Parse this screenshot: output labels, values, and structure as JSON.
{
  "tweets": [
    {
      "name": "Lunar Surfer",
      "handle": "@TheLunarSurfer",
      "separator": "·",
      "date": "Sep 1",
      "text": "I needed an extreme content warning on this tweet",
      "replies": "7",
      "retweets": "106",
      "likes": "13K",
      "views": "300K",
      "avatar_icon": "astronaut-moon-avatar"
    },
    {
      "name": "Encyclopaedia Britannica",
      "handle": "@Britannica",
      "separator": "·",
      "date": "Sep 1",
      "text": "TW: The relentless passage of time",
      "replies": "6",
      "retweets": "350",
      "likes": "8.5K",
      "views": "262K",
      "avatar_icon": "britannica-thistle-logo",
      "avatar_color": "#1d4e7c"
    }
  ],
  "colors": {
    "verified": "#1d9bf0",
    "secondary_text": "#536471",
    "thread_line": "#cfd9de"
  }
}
────────
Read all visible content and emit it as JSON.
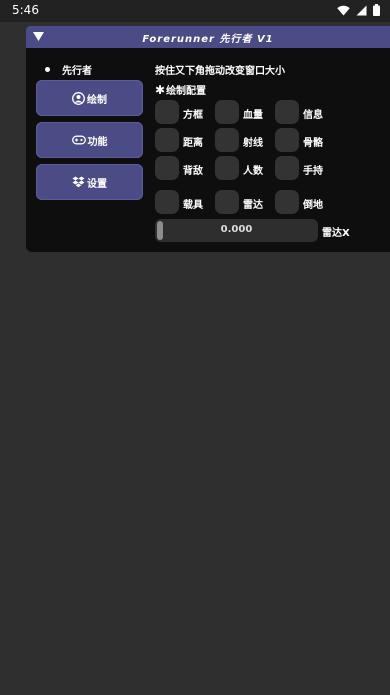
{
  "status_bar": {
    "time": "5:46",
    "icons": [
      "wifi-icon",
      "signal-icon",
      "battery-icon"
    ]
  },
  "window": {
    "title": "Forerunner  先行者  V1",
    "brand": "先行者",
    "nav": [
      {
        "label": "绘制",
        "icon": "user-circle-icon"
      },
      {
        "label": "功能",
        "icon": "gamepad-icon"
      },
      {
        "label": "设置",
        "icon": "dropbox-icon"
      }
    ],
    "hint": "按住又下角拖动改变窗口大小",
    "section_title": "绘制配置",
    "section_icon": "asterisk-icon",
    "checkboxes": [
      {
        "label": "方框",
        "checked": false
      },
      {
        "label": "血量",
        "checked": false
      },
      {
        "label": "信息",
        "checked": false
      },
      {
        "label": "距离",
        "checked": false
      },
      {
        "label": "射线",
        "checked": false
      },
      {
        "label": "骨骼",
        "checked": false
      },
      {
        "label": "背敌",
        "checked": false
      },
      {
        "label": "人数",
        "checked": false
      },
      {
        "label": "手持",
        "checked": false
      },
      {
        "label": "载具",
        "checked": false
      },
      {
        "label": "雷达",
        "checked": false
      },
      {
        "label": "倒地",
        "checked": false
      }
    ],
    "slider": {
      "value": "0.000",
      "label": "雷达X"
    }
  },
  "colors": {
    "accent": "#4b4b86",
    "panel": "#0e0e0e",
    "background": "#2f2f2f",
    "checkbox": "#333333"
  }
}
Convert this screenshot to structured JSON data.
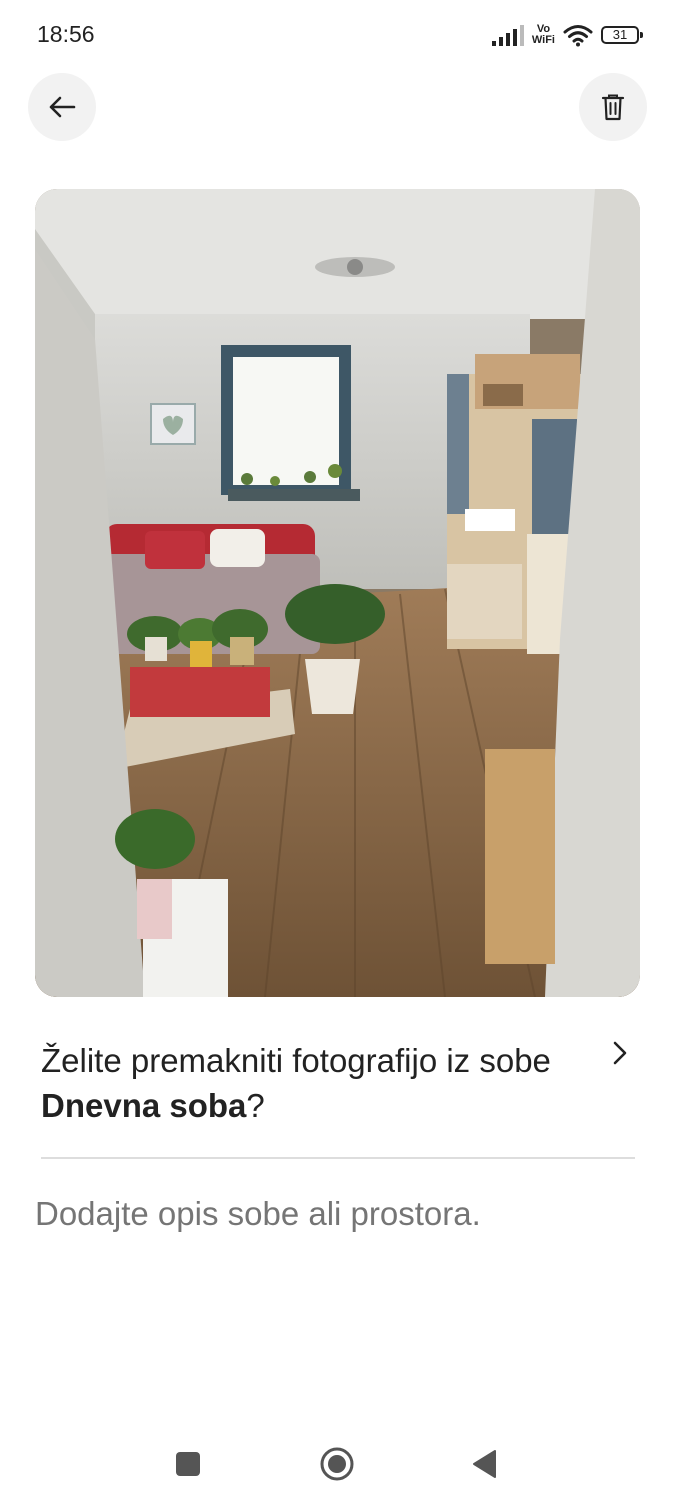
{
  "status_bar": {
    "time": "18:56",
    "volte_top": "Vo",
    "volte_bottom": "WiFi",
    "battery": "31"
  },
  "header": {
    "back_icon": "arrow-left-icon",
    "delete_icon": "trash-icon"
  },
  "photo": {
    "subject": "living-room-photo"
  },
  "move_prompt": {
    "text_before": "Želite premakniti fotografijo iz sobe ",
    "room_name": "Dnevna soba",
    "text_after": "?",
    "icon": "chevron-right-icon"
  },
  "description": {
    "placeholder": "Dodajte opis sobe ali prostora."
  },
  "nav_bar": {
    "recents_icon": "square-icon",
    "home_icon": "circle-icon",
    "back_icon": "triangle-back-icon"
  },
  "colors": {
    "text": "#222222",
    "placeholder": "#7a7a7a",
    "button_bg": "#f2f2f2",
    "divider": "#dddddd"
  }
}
────────
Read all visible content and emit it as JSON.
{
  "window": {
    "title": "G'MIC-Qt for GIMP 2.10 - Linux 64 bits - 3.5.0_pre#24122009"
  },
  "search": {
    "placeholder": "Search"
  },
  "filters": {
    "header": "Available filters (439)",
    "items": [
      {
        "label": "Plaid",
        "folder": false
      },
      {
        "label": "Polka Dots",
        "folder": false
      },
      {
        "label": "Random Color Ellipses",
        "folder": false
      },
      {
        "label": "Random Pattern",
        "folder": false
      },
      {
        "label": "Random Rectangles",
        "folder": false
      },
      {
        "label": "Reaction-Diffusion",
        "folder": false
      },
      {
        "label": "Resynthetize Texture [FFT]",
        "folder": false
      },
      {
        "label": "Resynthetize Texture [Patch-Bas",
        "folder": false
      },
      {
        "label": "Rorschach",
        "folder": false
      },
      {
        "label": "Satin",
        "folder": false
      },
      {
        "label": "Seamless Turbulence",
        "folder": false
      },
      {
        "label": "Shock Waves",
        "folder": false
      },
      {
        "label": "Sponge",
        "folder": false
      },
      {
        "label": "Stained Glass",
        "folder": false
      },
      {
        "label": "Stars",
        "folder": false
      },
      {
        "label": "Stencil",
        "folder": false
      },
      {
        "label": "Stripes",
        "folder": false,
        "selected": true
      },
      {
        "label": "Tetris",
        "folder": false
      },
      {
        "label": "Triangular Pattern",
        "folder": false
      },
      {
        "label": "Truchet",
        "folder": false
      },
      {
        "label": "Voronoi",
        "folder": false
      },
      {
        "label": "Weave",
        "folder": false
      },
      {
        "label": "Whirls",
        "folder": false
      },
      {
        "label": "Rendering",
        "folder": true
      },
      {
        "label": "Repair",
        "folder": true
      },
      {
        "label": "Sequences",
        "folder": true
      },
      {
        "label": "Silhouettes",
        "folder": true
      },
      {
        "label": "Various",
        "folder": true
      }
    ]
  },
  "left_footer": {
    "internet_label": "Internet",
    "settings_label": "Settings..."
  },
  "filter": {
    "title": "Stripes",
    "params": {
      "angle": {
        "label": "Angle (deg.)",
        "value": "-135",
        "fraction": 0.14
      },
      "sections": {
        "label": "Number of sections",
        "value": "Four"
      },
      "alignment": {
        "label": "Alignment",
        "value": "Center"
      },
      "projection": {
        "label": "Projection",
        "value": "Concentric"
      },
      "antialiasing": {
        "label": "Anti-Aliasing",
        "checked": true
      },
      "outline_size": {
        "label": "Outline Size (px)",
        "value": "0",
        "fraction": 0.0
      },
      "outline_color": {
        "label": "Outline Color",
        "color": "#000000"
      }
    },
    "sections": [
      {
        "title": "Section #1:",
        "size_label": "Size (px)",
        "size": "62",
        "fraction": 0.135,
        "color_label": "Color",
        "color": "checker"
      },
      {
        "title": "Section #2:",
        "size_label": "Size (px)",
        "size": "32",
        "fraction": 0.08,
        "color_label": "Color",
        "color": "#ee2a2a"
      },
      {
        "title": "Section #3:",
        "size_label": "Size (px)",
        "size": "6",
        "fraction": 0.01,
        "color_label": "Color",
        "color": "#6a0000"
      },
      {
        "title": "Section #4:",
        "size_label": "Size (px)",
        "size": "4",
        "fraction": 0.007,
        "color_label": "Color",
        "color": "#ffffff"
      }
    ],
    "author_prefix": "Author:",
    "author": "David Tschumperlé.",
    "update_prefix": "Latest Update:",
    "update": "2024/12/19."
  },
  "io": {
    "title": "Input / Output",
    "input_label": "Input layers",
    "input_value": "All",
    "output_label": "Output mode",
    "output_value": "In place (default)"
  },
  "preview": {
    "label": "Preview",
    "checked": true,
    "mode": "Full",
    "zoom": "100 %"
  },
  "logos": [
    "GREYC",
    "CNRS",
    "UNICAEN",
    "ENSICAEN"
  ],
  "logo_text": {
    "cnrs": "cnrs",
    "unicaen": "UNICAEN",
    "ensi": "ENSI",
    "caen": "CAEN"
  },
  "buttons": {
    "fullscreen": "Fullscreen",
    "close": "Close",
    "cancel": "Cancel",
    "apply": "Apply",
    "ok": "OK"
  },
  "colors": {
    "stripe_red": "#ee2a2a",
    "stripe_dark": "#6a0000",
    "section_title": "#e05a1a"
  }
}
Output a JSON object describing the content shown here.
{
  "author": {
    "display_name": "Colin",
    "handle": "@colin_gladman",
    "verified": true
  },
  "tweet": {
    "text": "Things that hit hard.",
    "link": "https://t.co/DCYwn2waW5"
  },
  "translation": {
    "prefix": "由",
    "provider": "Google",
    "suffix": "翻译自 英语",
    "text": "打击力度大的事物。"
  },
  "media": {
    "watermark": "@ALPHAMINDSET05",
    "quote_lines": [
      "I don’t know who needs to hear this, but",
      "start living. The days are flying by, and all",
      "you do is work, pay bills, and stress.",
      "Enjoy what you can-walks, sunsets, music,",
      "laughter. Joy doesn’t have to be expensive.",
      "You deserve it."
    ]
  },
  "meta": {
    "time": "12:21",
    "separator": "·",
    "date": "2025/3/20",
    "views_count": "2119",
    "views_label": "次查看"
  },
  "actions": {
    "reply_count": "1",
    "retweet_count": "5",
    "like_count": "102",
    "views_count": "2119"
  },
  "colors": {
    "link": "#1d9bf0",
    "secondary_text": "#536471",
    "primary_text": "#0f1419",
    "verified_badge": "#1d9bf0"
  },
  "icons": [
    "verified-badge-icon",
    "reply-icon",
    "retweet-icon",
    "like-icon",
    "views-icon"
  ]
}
────────
**INSTRUCTIONS FOR THE TASK**: Only lines that contain the word "header" are wanted; copy each of them.

**TASK RESULT**:
  "header": {
    "header": "Available filters (439)",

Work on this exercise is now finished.